>> Start Listed entries
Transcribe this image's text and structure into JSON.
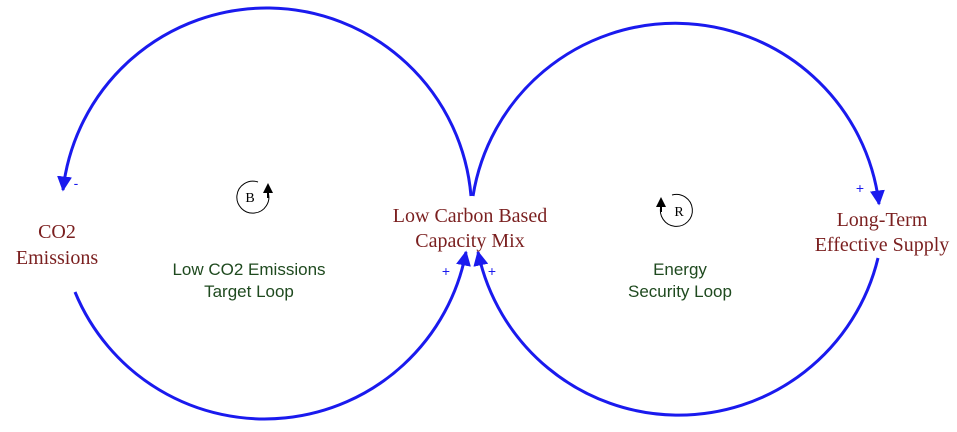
{
  "nodes": [
    {
      "lines": [
        "CO2",
        "Emissions"
      ]
    },
    {
      "lines": [
        "Low Carbon Based",
        "Capacity Mix"
      ]
    },
    {
      "lines": [
        "Long-Term",
        "Effective Supply"
      ]
    }
  ],
  "loops": [
    {
      "symbol": "B",
      "lines": [
        "Low CO2 Emissions",
        "Target Loop"
      ]
    },
    {
      "symbol": "R",
      "lines": [
        "Energy",
        "Security Loop"
      ]
    }
  ],
  "links": [
    {
      "polarity": "-"
    },
    {
      "polarity": "+"
    },
    {
      "polarity": "+"
    },
    {
      "polarity": "+"
    }
  ]
}
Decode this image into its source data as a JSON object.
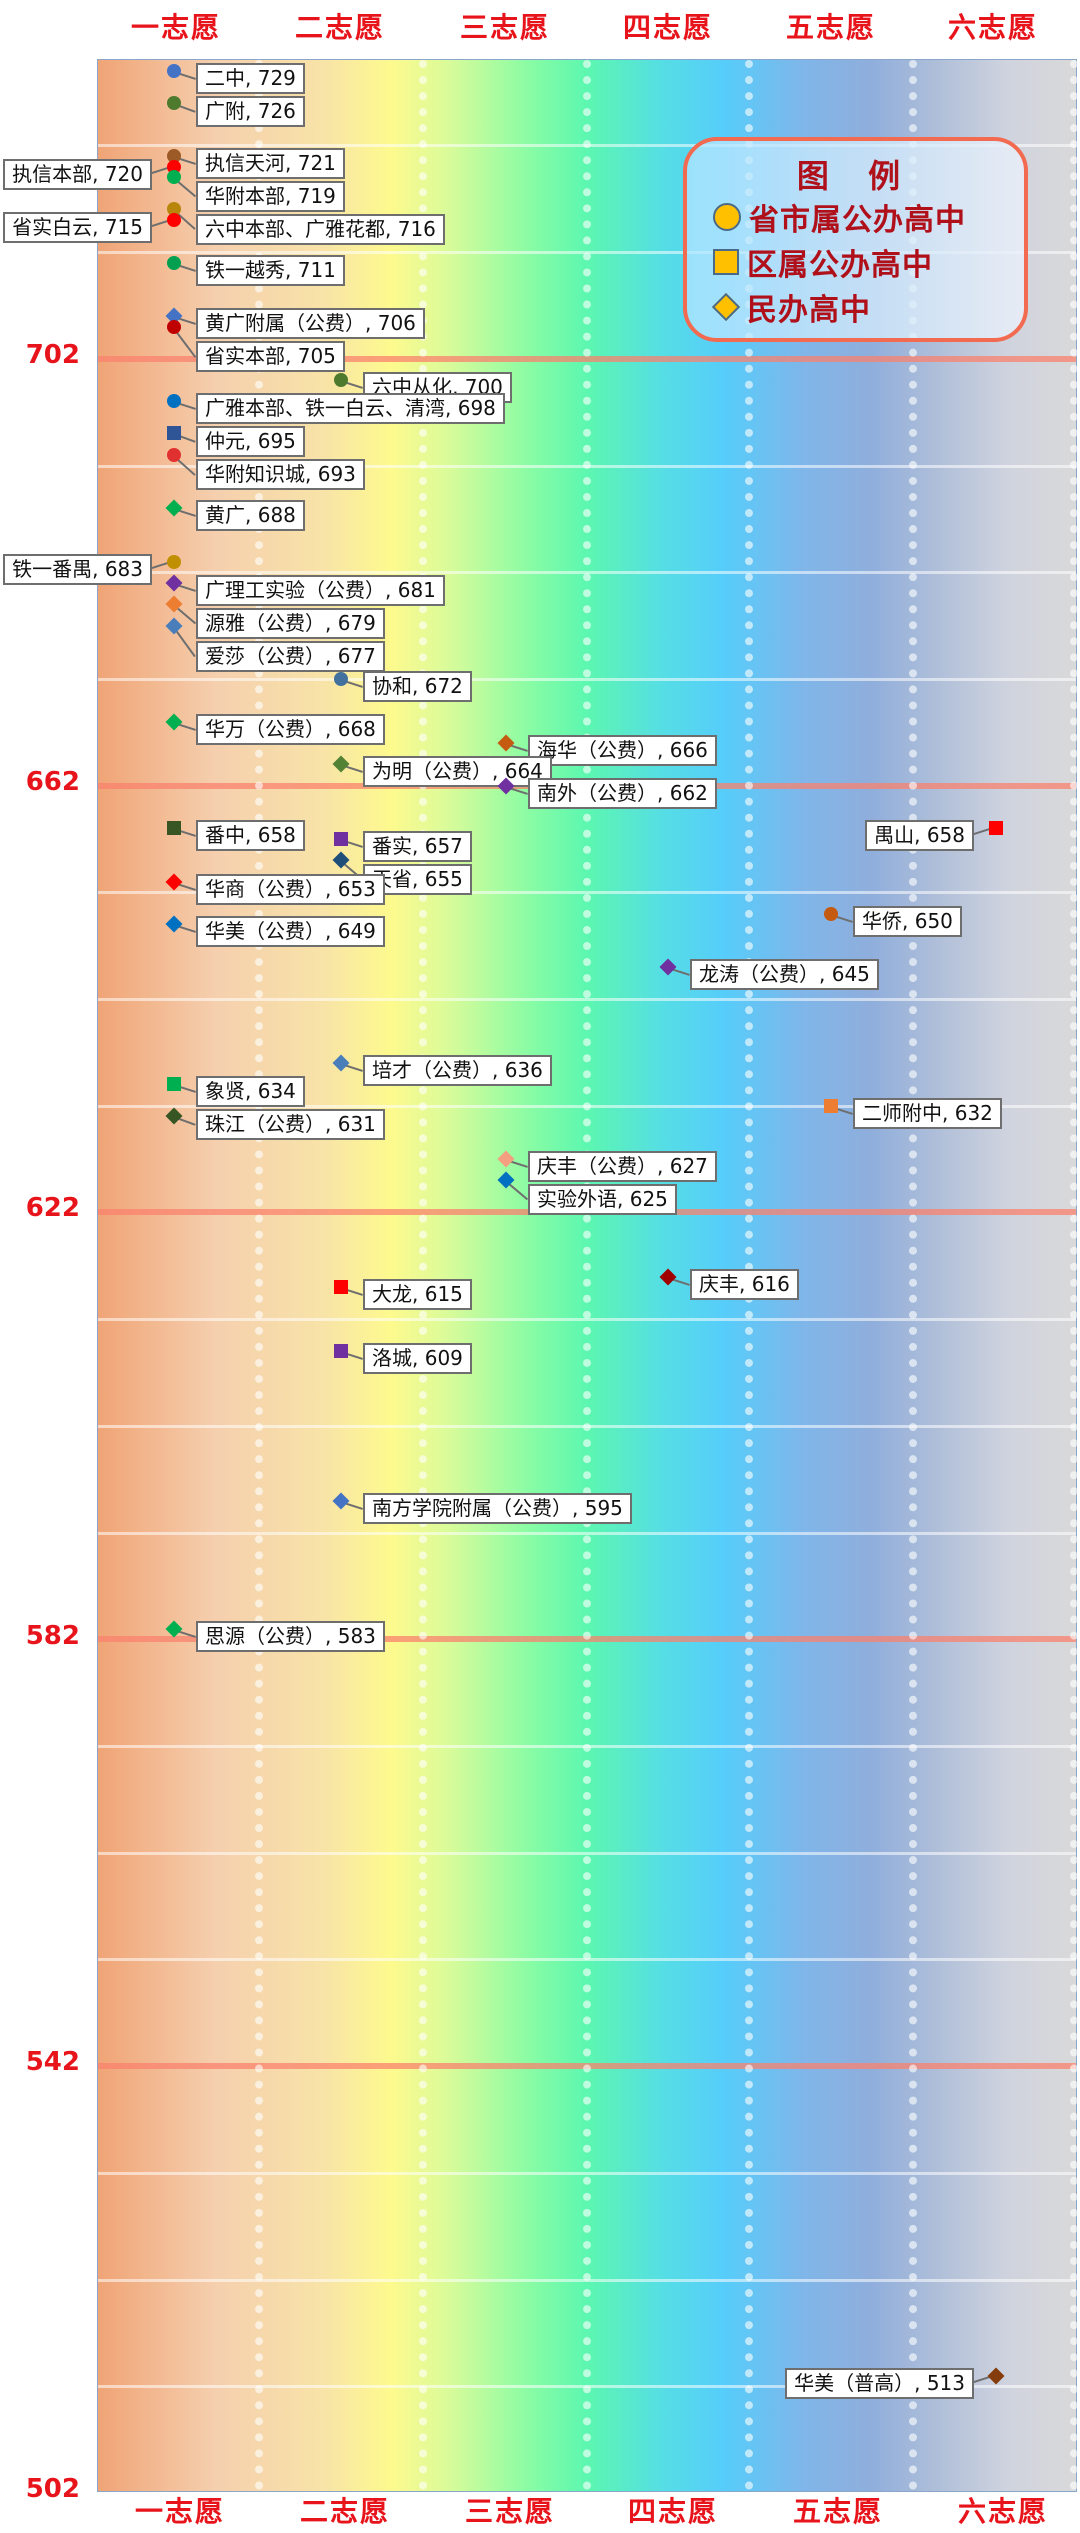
{
  "chart_data": {
    "type": "scatter",
    "title": "",
    "xlabel": "",
    "ylabel": "",
    "categories": [
      "一志愿",
      "二志愿",
      "三志愿",
      "四志愿",
      "五志愿",
      "六志愿"
    ],
    "ylim": [
      502,
      730
    ],
    "yticks_labeled": [
      702,
      662,
      622,
      582,
      542,
      502
    ],
    "minor_grid_step": 10,
    "grid": true,
    "legend": {
      "title": "图 例",
      "position": "upper-right",
      "entries": [
        {
          "shape": "circle",
          "label": "省市属公办高中"
        },
        {
          "shape": "square",
          "label": "区属公办高中"
        },
        {
          "shape": "diamond",
          "label": "民办高中"
        }
      ]
    },
    "points": [
      {
        "cat": 0,
        "name": "二中",
        "score": 729,
        "shape": "circle",
        "color": "#4472c4",
        "side": "right"
      },
      {
        "cat": 0,
        "name": "广附",
        "score": 726,
        "shape": "circle",
        "color": "#4e7a2e",
        "side": "right"
      },
      {
        "cat": 0,
        "name": "执信天河",
        "score": 721,
        "shape": "circle",
        "color": "#9c5a26",
        "side": "right"
      },
      {
        "cat": 0,
        "name": "执信本部",
        "score": 720,
        "shape": "circle",
        "color": "#ff0000",
        "side": "left"
      },
      {
        "cat": 0,
        "name": "华附本部",
        "score": 719,
        "shape": "circle",
        "color": "#00b050",
        "side": "right"
      },
      {
        "cat": 0,
        "name": "六中本部、广雅花都",
        "score": 716,
        "shape": "circle",
        "color": "#b8860b",
        "side": "right"
      },
      {
        "cat": 0,
        "name": "省实白云",
        "score": 715,
        "shape": "circle",
        "color": "#ff0000",
        "side": "left"
      },
      {
        "cat": 0,
        "name": "铁一越秀",
        "score": 711,
        "shape": "circle",
        "color": "#00a050",
        "side": "right"
      },
      {
        "cat": 0,
        "name": "黄广附属（公费）",
        "score": 706,
        "shape": "diamond",
        "color": "#4472c4",
        "side": "right"
      },
      {
        "cat": 0,
        "name": "省实本部",
        "score": 705,
        "shape": "circle",
        "color": "#c00000",
        "side": "right"
      },
      {
        "cat": 1,
        "name": "六中从化",
        "score": 700,
        "shape": "circle",
        "color": "#4e7a2e",
        "side": "right"
      },
      {
        "cat": 0,
        "name": "广雅本部、铁一白云、清湾",
        "score": 698,
        "shape": "circle",
        "color": "#0070c0",
        "side": "right"
      },
      {
        "cat": 0,
        "name": "仲元",
        "score": 695,
        "shape": "square",
        "color": "#2f5597",
        "side": "right"
      },
      {
        "cat": 0,
        "name": "华附知识城",
        "score": 693,
        "shape": "circle",
        "color": "#e03030",
        "side": "right"
      },
      {
        "cat": 0,
        "name": "黄广",
        "score": 688,
        "shape": "diamond",
        "color": "#00b050",
        "side": "right"
      },
      {
        "cat": 0,
        "name": "铁一番禺",
        "score": 683,
        "shape": "circle",
        "color": "#c09000",
        "side": "left"
      },
      {
        "cat": 0,
        "name": "广理工实验（公费）",
        "score": 681,
        "shape": "diamond",
        "color": "#7030a0",
        "side": "right"
      },
      {
        "cat": 0,
        "name": "源雅（公费）",
        "score": 679,
        "shape": "diamond",
        "color": "#ed7d31",
        "side": "right"
      },
      {
        "cat": 0,
        "name": "爱莎（公费）",
        "score": 677,
        "shape": "diamond",
        "color": "#4a7ebb",
        "side": "right"
      },
      {
        "cat": 1,
        "name": "协和",
        "score": 672,
        "shape": "circle",
        "color": "#41719c",
        "side": "right"
      },
      {
        "cat": 0,
        "name": "华万（公费）",
        "score": 668,
        "shape": "diamond",
        "color": "#00b050",
        "side": "right"
      },
      {
        "cat": 2,
        "name": "海华（公费）",
        "score": 666,
        "shape": "diamond",
        "color": "#c55a11",
        "side": "right"
      },
      {
        "cat": 1,
        "name": "为明（公费）",
        "score": 664,
        "shape": "diamond",
        "color": "#548235",
        "side": "right"
      },
      {
        "cat": 2,
        "name": "南外（公费）",
        "score": 662,
        "shape": "diamond",
        "color": "#7030a0",
        "side": "right"
      },
      {
        "cat": 0,
        "name": "番中",
        "score": 658,
        "shape": "square",
        "color": "#375623",
        "side": "right"
      },
      {
        "cat": 5,
        "name": "禺山",
        "score": 658,
        "shape": "square",
        "color": "#ff0000",
        "side": "left"
      },
      {
        "cat": 1,
        "name": "番实",
        "score": 657,
        "shape": "square",
        "color": "#7030a0",
        "side": "right"
      },
      {
        "cat": 1,
        "name": "天省",
        "score": 655,
        "shape": "diamond",
        "color": "#1f4e79",
        "side": "right"
      },
      {
        "cat": 0,
        "name": "华商（公费）",
        "score": 653,
        "shape": "diamond",
        "color": "#ff0000",
        "side": "right"
      },
      {
        "cat": 4,
        "name": "华侨",
        "score": 650,
        "shape": "circle",
        "color": "#c55a11",
        "side": "right"
      },
      {
        "cat": 0,
        "name": "华美（公费）",
        "score": 649,
        "shape": "diamond",
        "color": "#0070c0",
        "side": "right"
      },
      {
        "cat": 3,
        "name": "龙涛（公费）",
        "score": 645,
        "shape": "diamond",
        "color": "#7030a0",
        "side": "right"
      },
      {
        "cat": 1,
        "name": "培才（公费）",
        "score": 636,
        "shape": "diamond",
        "color": "#4a7ebb",
        "side": "right"
      },
      {
        "cat": 0,
        "name": "象贤",
        "score": 634,
        "shape": "square",
        "color": "#00b050",
        "side": "right"
      },
      {
        "cat": 4,
        "name": "二师附中",
        "score": 632,
        "shape": "square",
        "color": "#ed7d31",
        "side": "right"
      },
      {
        "cat": 0,
        "name": "珠江（公费）",
        "score": 631,
        "shape": "diamond",
        "color": "#375623",
        "side": "right"
      },
      {
        "cat": 2,
        "name": "庆丰（公费）",
        "score": 627,
        "shape": "diamond",
        "color": "#f4a080",
        "side": "right"
      },
      {
        "cat": 2,
        "name": "实验外语",
        "score": 625,
        "shape": "diamond",
        "color": "#0070c0",
        "side": "right"
      },
      {
        "cat": 3,
        "name": "庆丰",
        "score": 616,
        "shape": "diamond",
        "color": "#a00000",
        "side": "right"
      },
      {
        "cat": 1,
        "name": "大龙",
        "score": 615,
        "shape": "square",
        "color": "#ff0000",
        "side": "right"
      },
      {
        "cat": 1,
        "name": "洛城",
        "score": 609,
        "shape": "square",
        "color": "#7030a0",
        "side": "right"
      },
      {
        "cat": 1,
        "name": "南方学院附属（公费）",
        "score": 595,
        "shape": "diamond",
        "color": "#4472c4",
        "side": "right"
      },
      {
        "cat": 0,
        "name": "思源（公费）",
        "score": 583,
        "shape": "diamond",
        "color": "#00b050",
        "side": "right"
      },
      {
        "cat": 5,
        "name": "华美（普高）",
        "score": 513,
        "shape": "diamond",
        "color": "#843c0c",
        "side": "left"
      }
    ]
  },
  "axis": {
    "top_labels": [
      "一志愿",
      "二志愿",
      "三志愿",
      "四志愿",
      "五志愿",
      "六志愿"
    ],
    "bottom_labels": [
      "一志愿",
      "二志愿",
      "三志愿",
      "四志愿",
      "五志愿",
      "六志愿"
    ],
    "y_labels": [
      "702",
      "662",
      "622",
      "582",
      "542",
      "502"
    ]
  },
  "legend": {
    "title": "图 例",
    "items": [
      "省市属公办高中",
      "区属公办高中",
      "民办高中"
    ]
  }
}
>> End Listed entries
Requirements -
Give only the count of lines in the data that include the string "image".

Result -
2